» **What you have to do**:
Look for "text" in the listing below. Gather each line that contains it.

[Stored data entries]

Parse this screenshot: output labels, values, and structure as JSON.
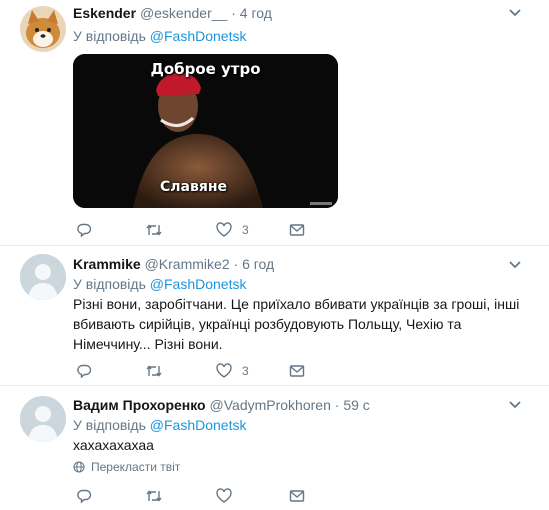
{
  "tweets": [
    {
      "name": "Eskender",
      "handle": "@eskender__",
      "separator": "·",
      "time": "4 год",
      "reply_prefix": "У відповідь ",
      "reply_mention": "@FashDonetsk",
      "avatar_icon": "shiba-dog-avatar",
      "media": {
        "caption_top": "Доброе утро",
        "caption_bottom": "Славяне"
      },
      "actions": {
        "reply": "",
        "retweet": "",
        "like": "3",
        "dm": ""
      }
    },
    {
      "name": "Krammike",
      "handle": "@Krammike2",
      "separator": "·",
      "time": "6 год",
      "reply_prefix": "У відповідь ",
      "reply_mention": "@FashDonetsk",
      "avatar_icon": "default-user-avatar",
      "text": "Різні вони, заробітчани. Це приїхало вбивати українців за гроші, інші вбивають сирійців, українці розбудовують Польщу, Чехію та Німеччину... Різні вони.",
      "actions": {
        "reply": "",
        "retweet": "",
        "like": "3",
        "dm": ""
      }
    },
    {
      "name": "Вадим Прохоренко",
      "handle": "@VadymProkhoren",
      "separator": "·",
      "time": "59 с",
      "reply_prefix": "У відповідь ",
      "reply_mention": "@FashDonetsk",
      "avatar_icon": "default-user-avatar",
      "text": "хахахахахаа",
      "translate": "Перекласти твіт",
      "actions": {
        "reply": "",
        "retweet": "",
        "like": "",
        "dm": ""
      }
    }
  ],
  "colors": {
    "link": "#1b95e0",
    "secondary": "#657786",
    "divider": "#e6ecf0",
    "avatar_default": "#ccd6dd"
  }
}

» **Written response**:
      "text": "Різні вони, заробітчани. Це приїхало вбивати українців за гроші, інші вбивають сирійців, українці розбудовують Польщу, Чехію та Німеччину... Різні вони.",
      "text": "хахахахахаа",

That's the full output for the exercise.